AIM = Look through the lines below and extract each one that contains "this".

_ _ _ _ _

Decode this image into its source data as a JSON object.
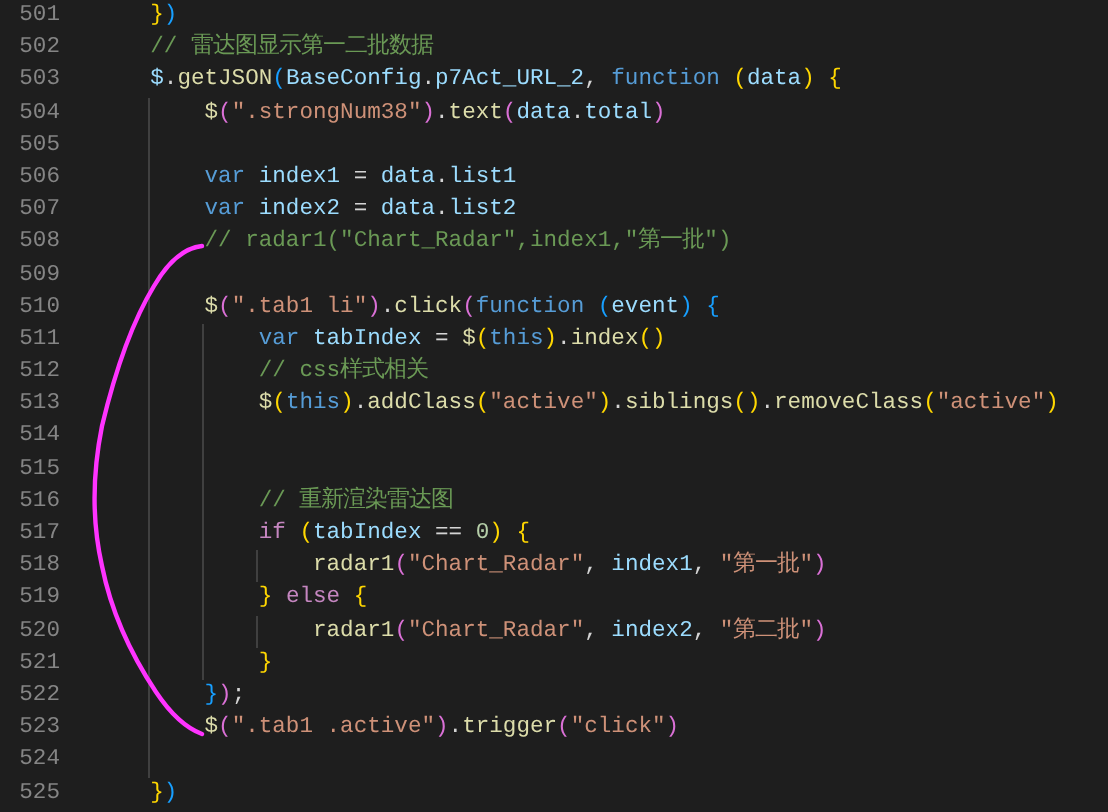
{
  "editor": {
    "lines": [
      {
        "number": "501",
        "tokens": [
          {
            "kind": "br1",
            "text": "    }"
          },
          {
            "kind": "br3",
            "text": ")"
          }
        ]
      },
      {
        "number": "502",
        "tokens": [
          {
            "kind": "cmt",
            "text": "    // 雷达图显示第一二批数据"
          }
        ]
      },
      {
        "number": "503",
        "tokens": [
          {
            "kind": "var",
            "text": "    $"
          },
          {
            "kind": "plain",
            "text": "."
          },
          {
            "kind": "fn",
            "text": "getJSON"
          },
          {
            "kind": "br3",
            "text": "("
          },
          {
            "kind": "var",
            "text": "BaseConfig"
          },
          {
            "kind": "plain",
            "text": "."
          },
          {
            "kind": "var",
            "text": "p7Act_URL_2"
          },
          {
            "kind": "plain",
            "text": ", "
          },
          {
            "kind": "kw",
            "text": "function "
          },
          {
            "kind": "br1",
            "text": "("
          },
          {
            "kind": "var",
            "text": "data"
          },
          {
            "kind": "br1",
            "text": ") {"
          }
        ]
      },
      {
        "number": "504",
        "tokens": [
          {
            "kind": "fn",
            "text": "        $"
          },
          {
            "kind": "br2",
            "text": "("
          },
          {
            "kind": "str",
            "text": "\".strongNum38\""
          },
          {
            "kind": "br2",
            "text": ")"
          },
          {
            "kind": "plain",
            "text": "."
          },
          {
            "kind": "fn",
            "text": "text"
          },
          {
            "kind": "br2",
            "text": "("
          },
          {
            "kind": "var",
            "text": "data"
          },
          {
            "kind": "plain",
            "text": "."
          },
          {
            "kind": "var",
            "text": "total"
          },
          {
            "kind": "br2",
            "text": ")"
          }
        ]
      },
      {
        "number": "505"
      },
      {
        "number": "506",
        "tokens": [
          {
            "kind": "kw",
            "text": "        var "
          },
          {
            "kind": "var",
            "text": "index1"
          },
          {
            "kind": "plain",
            "text": " = "
          },
          {
            "kind": "var",
            "text": "data"
          },
          {
            "kind": "plain",
            "text": "."
          },
          {
            "kind": "var",
            "text": "list1"
          }
        ]
      },
      {
        "number": "507",
        "tokens": [
          {
            "kind": "kw",
            "text": "        var "
          },
          {
            "kind": "var",
            "text": "index2"
          },
          {
            "kind": "plain",
            "text": " = "
          },
          {
            "kind": "var",
            "text": "data"
          },
          {
            "kind": "plain",
            "text": "."
          },
          {
            "kind": "var",
            "text": "list2"
          }
        ]
      },
      {
        "number": "508",
        "tokens": [
          {
            "kind": "cmt",
            "text": "        // radar1(\"Chart_Radar\",index1,\"第一批\")"
          }
        ]
      },
      {
        "number": "509"
      },
      {
        "number": "510",
        "tokens": [
          {
            "kind": "fn",
            "text": "        $"
          },
          {
            "kind": "br2",
            "text": "("
          },
          {
            "kind": "str",
            "text": "\".tab1 li\""
          },
          {
            "kind": "br2",
            "text": ")"
          },
          {
            "kind": "plain",
            "text": "."
          },
          {
            "kind": "fn",
            "text": "click"
          },
          {
            "kind": "br2",
            "text": "("
          },
          {
            "kind": "kw",
            "text": "function "
          },
          {
            "kind": "br3",
            "text": "("
          },
          {
            "kind": "var",
            "text": "event"
          },
          {
            "kind": "br3",
            "text": ") {"
          }
        ]
      },
      {
        "number": "511",
        "tokens": [
          {
            "kind": "kw",
            "text": "            var "
          },
          {
            "kind": "var",
            "text": "tabIndex"
          },
          {
            "kind": "plain",
            "text": " = "
          },
          {
            "kind": "fn",
            "text": "$"
          },
          {
            "kind": "br1",
            "text": "("
          },
          {
            "kind": "kw",
            "text": "this"
          },
          {
            "kind": "br1",
            "text": ")"
          },
          {
            "kind": "plain",
            "text": "."
          },
          {
            "kind": "fn",
            "text": "index"
          },
          {
            "kind": "br1",
            "text": "()"
          }
        ]
      },
      {
        "number": "512",
        "tokens": [
          {
            "kind": "cmt",
            "text": "            // css样式相关"
          }
        ]
      },
      {
        "number": "513",
        "tokens": [
          {
            "kind": "fn",
            "text": "            $"
          },
          {
            "kind": "br1",
            "text": "("
          },
          {
            "kind": "kw",
            "text": "this"
          },
          {
            "kind": "br1",
            "text": ")"
          },
          {
            "kind": "plain",
            "text": "."
          },
          {
            "kind": "fn",
            "text": "addClass"
          },
          {
            "kind": "br1",
            "text": "("
          },
          {
            "kind": "str",
            "text": "\"active\""
          },
          {
            "kind": "br1",
            "text": ")"
          },
          {
            "kind": "plain",
            "text": "."
          },
          {
            "kind": "fn",
            "text": "siblings"
          },
          {
            "kind": "br1",
            "text": "()"
          },
          {
            "kind": "plain",
            "text": "."
          },
          {
            "kind": "fn",
            "text": "removeClass"
          },
          {
            "kind": "br1",
            "text": "("
          },
          {
            "kind": "str",
            "text": "\"active\""
          },
          {
            "kind": "br1",
            "text": ")"
          }
        ]
      },
      {
        "number": "514"
      },
      {
        "number": "515"
      },
      {
        "number": "516",
        "tokens": [
          {
            "kind": "cmt",
            "text": "            // 重新渲染雷达图"
          }
        ]
      },
      {
        "number": "517",
        "tokens": [
          {
            "kind": "ctl",
            "text": "            if "
          },
          {
            "kind": "br1",
            "text": "("
          },
          {
            "kind": "var",
            "text": "tabIndex"
          },
          {
            "kind": "plain",
            "text": " == "
          },
          {
            "kind": "num",
            "text": "0"
          },
          {
            "kind": "br1",
            "text": ") {"
          }
        ]
      },
      {
        "number": "518",
        "tokens": [
          {
            "kind": "fn",
            "text": "                radar1"
          },
          {
            "kind": "br2",
            "text": "("
          },
          {
            "kind": "str",
            "text": "\"Chart_Radar\""
          },
          {
            "kind": "plain",
            "text": ", "
          },
          {
            "kind": "var",
            "text": "index1"
          },
          {
            "kind": "plain",
            "text": ", "
          },
          {
            "kind": "str",
            "text": "\"第一批\""
          },
          {
            "kind": "br2",
            "text": ")"
          }
        ]
      },
      {
        "number": "519",
        "tokens": [
          {
            "kind": "br1",
            "text": "            } "
          },
          {
            "kind": "ctl",
            "text": "else "
          },
          {
            "kind": "br1",
            "text": "{"
          }
        ]
      },
      {
        "number": "520",
        "tokens": [
          {
            "kind": "fn",
            "text": "                radar1"
          },
          {
            "kind": "br2",
            "text": "("
          },
          {
            "kind": "str",
            "text": "\"Chart_Radar\""
          },
          {
            "kind": "plain",
            "text": ", "
          },
          {
            "kind": "var",
            "text": "index2"
          },
          {
            "kind": "plain",
            "text": ", "
          },
          {
            "kind": "str",
            "text": "\"第二批\""
          },
          {
            "kind": "br2",
            "text": ")"
          }
        ]
      },
      {
        "number": "521",
        "tokens": [
          {
            "kind": "br1",
            "text": "            }"
          }
        ]
      },
      {
        "number": "522",
        "tokens": [
          {
            "kind": "br3",
            "text": "        }"
          },
          {
            "kind": "br2",
            "text": ")"
          },
          {
            "kind": "plain",
            "text": ";"
          }
        ]
      },
      {
        "number": "523",
        "tokens": [
          {
            "kind": "fn",
            "text": "        $"
          },
          {
            "kind": "br2",
            "text": "("
          },
          {
            "kind": "str",
            "text": "\".tab1 .active\""
          },
          {
            "kind": "br2",
            "text": ")"
          },
          {
            "kind": "plain",
            "text": "."
          },
          {
            "kind": "fn",
            "text": "trigger"
          },
          {
            "kind": "br2",
            "text": "("
          },
          {
            "kind": "str",
            "text": "\"click\""
          },
          {
            "kind": "br2",
            "text": ")"
          }
        ]
      },
      {
        "number": "524"
      },
      {
        "number": "525",
        "tokens": [
          {
            "kind": "br1",
            "text": "    }"
          },
          {
            "kind": "br3",
            "text": ")"
          }
        ]
      }
    ]
  }
}
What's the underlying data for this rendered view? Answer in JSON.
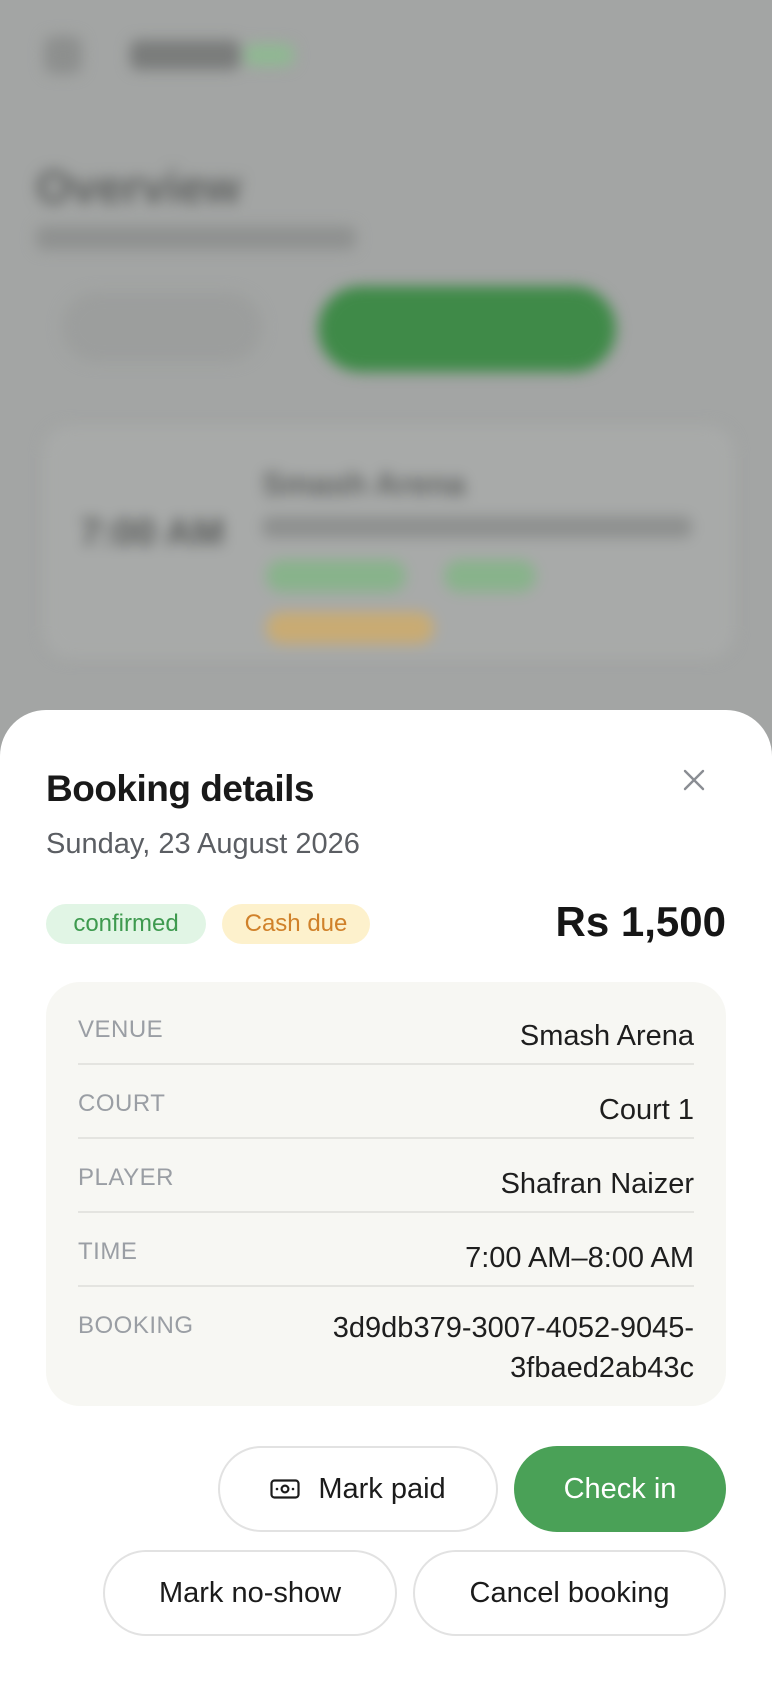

_ _ _ _ _

TASK RESULT =
Decode this image into its source data as a JSON object.
            "text": "this"
            "text": "this"
What's the underlying data for this rendered view? Answer in JSON.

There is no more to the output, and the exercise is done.